▼
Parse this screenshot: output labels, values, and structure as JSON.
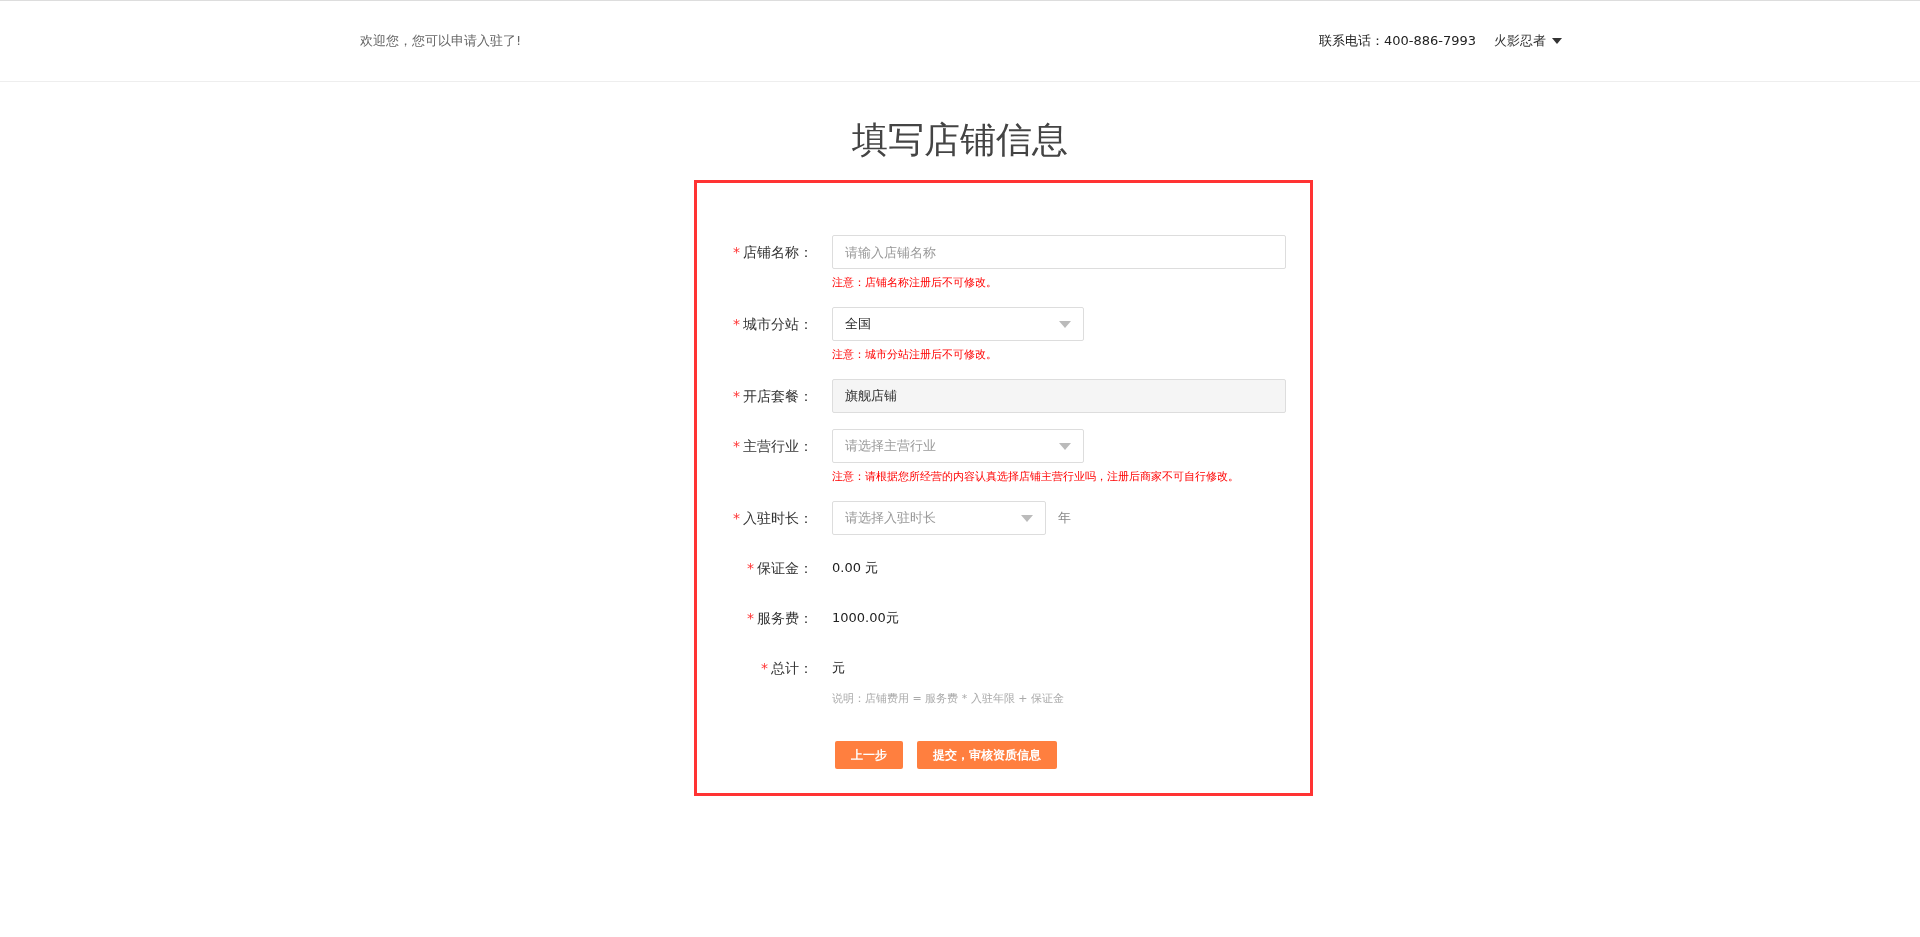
{
  "header": {
    "welcome": "欢迎您，您可以申请入驻了!",
    "phone": "联系电话：400-886-7993",
    "user": "火影忍者"
  },
  "title": "填写店铺信息",
  "fields": [
    {
      "kind": "input",
      "mark": "*",
      "label": "店铺名称：",
      "placeholder": "请输入店铺名称",
      "note": "注意：店铺名称注册后不可修改。"
    },
    {
      "kind": "select",
      "mark": "*",
      "label": "城市分站：",
      "value": "全国",
      "note": "注意：城市分站注册后不可修改。"
    },
    {
      "kind": "readonly",
      "mark": "*",
      "label": "开店套餐：",
      "value": "旗舰店铺"
    },
    {
      "kind": "select",
      "mark": "*",
      "label": "主营行业：",
      "placeholder": "请选择主营行业",
      "note": "注意：请根据您所经营的内容认真选择店铺主营行业吗，注册后商家不可自行修改。"
    },
    {
      "kind": "select_short",
      "mark": "*",
      "label": "入驻时长：",
      "placeholder": "请选择入驻时长",
      "unit": "年"
    },
    {
      "kind": "static",
      "mark": "*",
      "label": "保证金：",
      "value": "0.00 元"
    },
    {
      "kind": "static",
      "mark": "*",
      "label": "服务费：",
      "value": "1000.00元"
    },
    {
      "kind": "static",
      "mark": "*",
      "label": "总计：",
      "value": "元",
      "hint": "说明：店铺费用 = 服务费 * 入驻年限 + 保证金"
    }
  ],
  "buttons": [
    {
      "label": "上一步"
    },
    {
      "label": "提交，审核资质信息"
    }
  ]
}
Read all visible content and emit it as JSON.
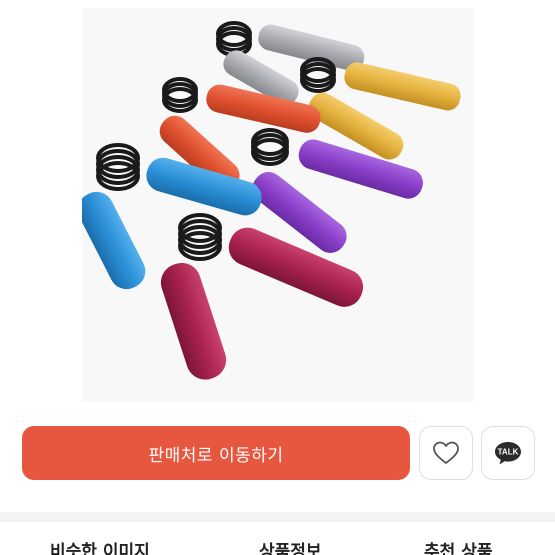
{
  "product": {
    "image_alt": "hand grippers",
    "zoom_icon": "plus-icon"
  },
  "actions": {
    "buy_label": "판매처로 이동하기",
    "wish_icon": "heart-outline-icon",
    "talk_icon": "kakaotalk-icon",
    "talk_label": "TALK"
  },
  "tabs": [
    {
      "label": "비슷한 이미지"
    },
    {
      "label": "상품정보"
    },
    {
      "label": "추천 상품"
    }
  ],
  "colors": {
    "buy_button": "#e7573f",
    "gripper_silver": "#a9abb0",
    "gripper_gold": "#e4b23f",
    "gripper_orange": "#e0512f",
    "gripper_purple": "#8a3fc9",
    "gripper_blue": "#2a8fd6",
    "gripper_crimson": "#a8234d",
    "spring": "#1a1a1a"
  }
}
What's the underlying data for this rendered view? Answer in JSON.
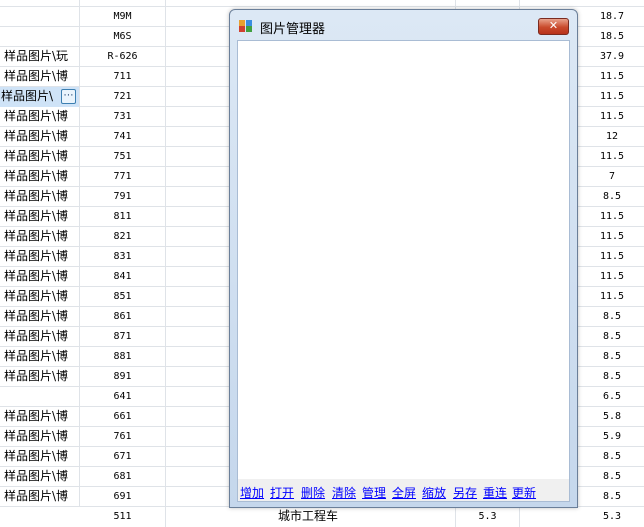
{
  "grid": {
    "rows": [
      {
        "path": "",
        "model": "M9M",
        "value": "18.7"
      },
      {
        "path": "",
        "model": "M6S",
        "value": "18.5"
      },
      {
        "path": "样品图片\\玩",
        "model": "R-626",
        "value": "37.9"
      },
      {
        "path": "样品图片\\博",
        "model": "711",
        "value": "11.5"
      },
      {
        "path": "样品图片\\",
        "model": "721",
        "value": "11.5",
        "selected": true
      },
      {
        "path": "样品图片\\博",
        "model": "731",
        "value": "11.5"
      },
      {
        "path": "样品图片\\博",
        "model": "741",
        "value": "12"
      },
      {
        "path": "样品图片\\博",
        "model": "751",
        "value": "11.5"
      },
      {
        "path": "样品图片\\博",
        "model": "771",
        "value": "7"
      },
      {
        "path": "样品图片\\博",
        "model": "791",
        "value": "8.5"
      },
      {
        "path": "样品图片\\博",
        "model": "811",
        "value": "11.5"
      },
      {
        "path": "样品图片\\博",
        "model": "821",
        "value": "11.5"
      },
      {
        "path": "样品图片\\博",
        "model": "831",
        "value": "11.5"
      },
      {
        "path": "样品图片\\博",
        "model": "841",
        "value": "11.5"
      },
      {
        "path": "样品图片\\博",
        "model": "851",
        "value": "11.5"
      },
      {
        "path": "样品图片\\博",
        "model": "861",
        "value": "8.5"
      },
      {
        "path": "样品图片\\博",
        "model": "871",
        "value": "8.5"
      },
      {
        "path": "样品图片\\博",
        "model": "881",
        "value": "8.5"
      },
      {
        "path": "样品图片\\博",
        "model": "891",
        "value": "8.5"
      },
      {
        "path": "",
        "model": "641",
        "value": "6.5"
      },
      {
        "path": "样品图片\\博",
        "model": "661",
        "value": "5.8"
      },
      {
        "path": "样品图片\\博",
        "model": "761",
        "value": "5.9"
      },
      {
        "path": "样品图片\\博",
        "model": "671",
        "value": "8.5"
      },
      {
        "path": "样品图片\\博",
        "model": "681",
        "value": "8.5"
      },
      {
        "path": "样品图片\\博",
        "model": "691",
        "value": "8.5"
      }
    ],
    "ellipsis_label": "⋯",
    "bottom_row": {
      "model": "511",
      "desc": "城市工程车",
      "mid": "5.3",
      "value": "5.3"
    }
  },
  "dialog": {
    "title": "图片管理器",
    "close_label": "✕",
    "toolbar": [
      "增加",
      "打开",
      "删除",
      "清除",
      "管理",
      "全屏",
      "缩放",
      "另存",
      "重连",
      "更新"
    ]
  },
  "colors": {
    "link": "#0000ff",
    "selection": "#cfe3f7",
    "close_button": "#c94a2c"
  }
}
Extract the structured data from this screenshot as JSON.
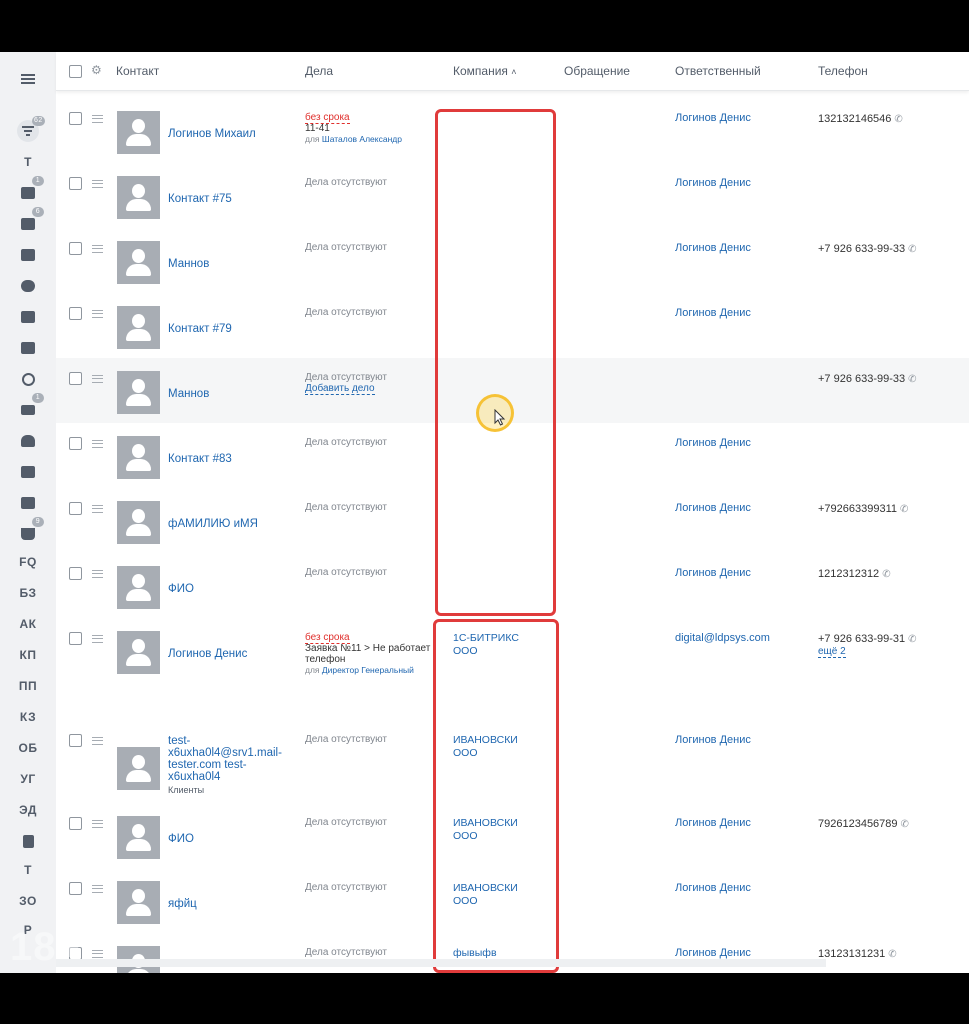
{
  "watermark": "18+",
  "sidebar": {
    "filter_badge": "62",
    "items": [
      {
        "label": "Т"
      },
      {
        "icon": "list-icon",
        "badge": "1"
      },
      {
        "icon": "task-icon",
        "badge": "6"
      },
      {
        "icon": "chat-icon"
      },
      {
        "icon": "group-icon"
      },
      {
        "icon": "drive-icon"
      },
      {
        "icon": "calendar-icon"
      },
      {
        "icon": "clock-icon"
      },
      {
        "icon": "mail-icon",
        "badge": "1"
      },
      {
        "icon": "robot-icon"
      },
      {
        "icon": "window-icon"
      },
      {
        "icon": "contact-card-icon"
      },
      {
        "icon": "cart-icon",
        "badge": "9"
      },
      {
        "label": "FQ"
      },
      {
        "label": "БЗ"
      },
      {
        "label": "АК"
      },
      {
        "label": "КП"
      },
      {
        "label": "ПП"
      },
      {
        "label": "КЗ"
      },
      {
        "label": "ОБ"
      },
      {
        "label": "УГ"
      },
      {
        "label": "ЭД"
      },
      {
        "icon": "document-icon"
      },
      {
        "label": "Т"
      },
      {
        "label": "ЗО"
      },
      {
        "label": "Р"
      }
    ]
  },
  "header": {
    "contact": "Контакт",
    "deals": "Дела",
    "company": "Компания",
    "sort_arrow": "^",
    "appeal": "Обращение",
    "responsible": "Ответственный",
    "phone": "Телефон"
  },
  "rows": [
    {
      "name": "Логинов Михаил",
      "deal_overdue": "без срока",
      "deal_text": "11-41",
      "deal_for": "для",
      "deal_for_name": "Шаталов Александр",
      "company": "",
      "responsible": "Логинов Денис",
      "phone": "132132146546"
    },
    {
      "name": "Контакт #75",
      "deal_none": "Дела отсутствуют",
      "company": "",
      "responsible": "Логинов Денис",
      "phone": ""
    },
    {
      "name": "Маннов",
      "deal_none": "Дела отсутствуют",
      "company": "",
      "responsible": "Логинов Денис",
      "phone": "+7 926 633-99-33"
    },
    {
      "name": "Контакт #79",
      "deal_none": "Дела отсутствуют",
      "company": "",
      "responsible": "Логинов Денис",
      "phone": ""
    },
    {
      "name": "Маннов",
      "deal_none": "Дела отсутствуют",
      "deal_add": "Добавить дело",
      "company": "",
      "responsible": "",
      "phone": "+7 926 633-99-33"
    },
    {
      "name": "Контакт #83",
      "deal_none": "Дела отсутствуют",
      "company": "",
      "responsible": "Логинов Денис",
      "phone": ""
    },
    {
      "name": "фАМИЛИЮ иМЯ",
      "deal_none": "Дела отсутствуют",
      "company": "",
      "responsible": "Логинов Денис",
      "phone": "+792663399311"
    },
    {
      "name": "ФИО",
      "deal_none": "Дела отсутствуют",
      "company": "",
      "responsible": "Логинов Денис",
      "phone": "1212312312"
    },
    {
      "name": "Логинов Денис",
      "deal_overdue": "без срока",
      "deal_text": "Заявка №11 > Не работает телефон",
      "deal_for": "для",
      "deal_for_name": "Директор Генеральный",
      "company": "1С-БИТРИКС ООО",
      "responsible": "digital@ldpsys.com",
      "phone": "+7 926 633-99-31",
      "phone_more": "ещё 2"
    },
    {
      "name": "test-x6uxha0l4@srv1.mail-tester.com test-x6uxha0l4",
      "name_sub": "Клиенты",
      "deal_none": "Дела отсутствуют",
      "company": "ИВАНОВСКИ ООО",
      "responsible": "Логинов Денис",
      "phone": ""
    },
    {
      "name": "ФИО",
      "deal_none": "Дела отсутствуют",
      "company": "ИВАНОВСКИ ООО",
      "responsible": "Логинов Денис",
      "phone": "7926123456789"
    },
    {
      "name": "яфйц",
      "deal_none": "Дела отсутствуют",
      "company": "ИВАНОВСКИ ООО",
      "responsible": "Логинов Денис",
      "phone": ""
    },
    {
      "name": "",
      "deal_none": "Дела отсутствуют",
      "company": "фывыфв",
      "responsible": "Логинов Денис",
      "phone": "13123131231"
    }
  ],
  "colors": {
    "link": "#2067b0",
    "overdue": "#e0302d",
    "highlight_box": "#e03b3b"
  }
}
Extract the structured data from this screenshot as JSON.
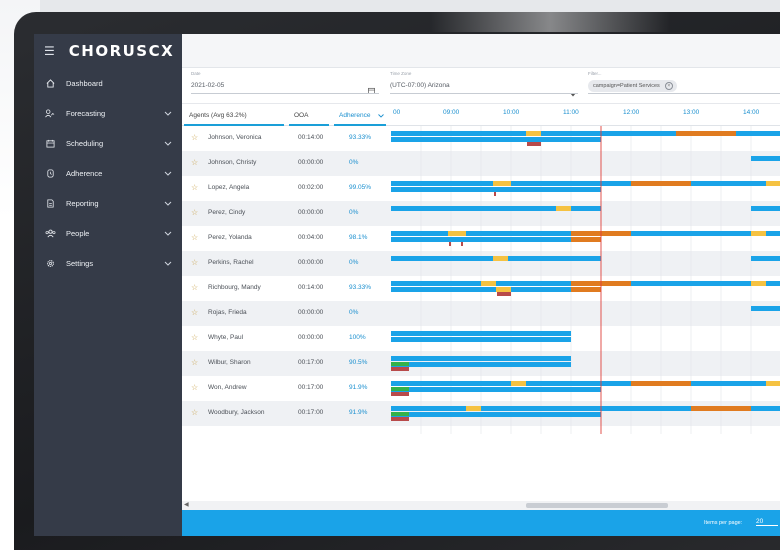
{
  "brand": {
    "logo": "CHORUSCX"
  },
  "sidebar": {
    "items": [
      {
        "label": "Dashboard",
        "icon": "home-icon",
        "expandable": false
      },
      {
        "label": "Forecasting",
        "icon": "users-chart-icon",
        "expandable": true
      },
      {
        "label": "Scheduling",
        "icon": "calendar-icon",
        "expandable": true
      },
      {
        "label": "Adherence",
        "icon": "clock-icon",
        "expandable": true
      },
      {
        "label": "Reporting",
        "icon": "report-icon",
        "expandable": true
      },
      {
        "label": "People",
        "icon": "people-icon",
        "expandable": true
      },
      {
        "label": "Settings",
        "icon": "gear-icon",
        "expandable": true
      }
    ]
  },
  "filters": {
    "date_label": "Date",
    "date_value": "2021-02-05",
    "timezone_label": "Time Zone",
    "timezone_value": "(UTC-07:00) Arizona",
    "filter_label": "Filter...",
    "filter_chip": "campaign=Patient Services"
  },
  "table": {
    "columns": {
      "agents": "Agents (Avg 63.2%)",
      "ooa": "OOA",
      "adherence": "Adherence"
    },
    "hours": [
      "00",
      "09:00",
      "10:00",
      "11:00",
      "12:00",
      "13:00",
      "14:00"
    ],
    "rows": [
      {
        "name": "Johnson, Veronica",
        "ooa": "00:14:00",
        "adherence": "93.33%"
      },
      {
        "name": "Johnson, Christy",
        "ooa": "00:00:00",
        "adherence": "0%"
      },
      {
        "name": "Lopez, Angela",
        "ooa": "00:02:00",
        "adherence": "99.05%"
      },
      {
        "name": "Perez, Cindy",
        "ooa": "00:00:00",
        "adherence": "0%"
      },
      {
        "name": "Perez, Yolanda",
        "ooa": "00:04:00",
        "adherence": "98.1%"
      },
      {
        "name": "Perkins, Rachel",
        "ooa": "00:00:00",
        "adherence": "0%"
      },
      {
        "name": "Richbourg, Mandy",
        "ooa": "00:14:00",
        "adherence": "93.33%"
      },
      {
        "name": "Rojas, Frieda",
        "ooa": "00:00:00",
        "adherence": "0%"
      },
      {
        "name": "Whyte, Paul",
        "ooa": "00:00:00",
        "adherence": "100%"
      },
      {
        "name": "Wilbur, Sharon",
        "ooa": "00:17:00",
        "adherence": "90.5%"
      },
      {
        "name": "Won, Andrew",
        "ooa": "00:17:00",
        "adherence": "91.9%"
      },
      {
        "name": "Woodbury, Jackson",
        "ooa": "00:17:00",
        "adherence": "91.9%"
      }
    ]
  },
  "footer": {
    "items_per_page_label": "Items per page:",
    "items_per_page_value": "20"
  },
  "colors": {
    "accent": "#1aa3e8",
    "sidebar": "#353b48",
    "break": "#f5c242",
    "shift_alt": "#e07b20",
    "exception": "#b84a4a",
    "in_adherence": "#33b24a",
    "now_line": "#e0413b"
  }
}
▲
> TASK DETAILS
Your answer should be a single number: the count of lines in the entries that contain the word "this".

> IN RESPONSE
4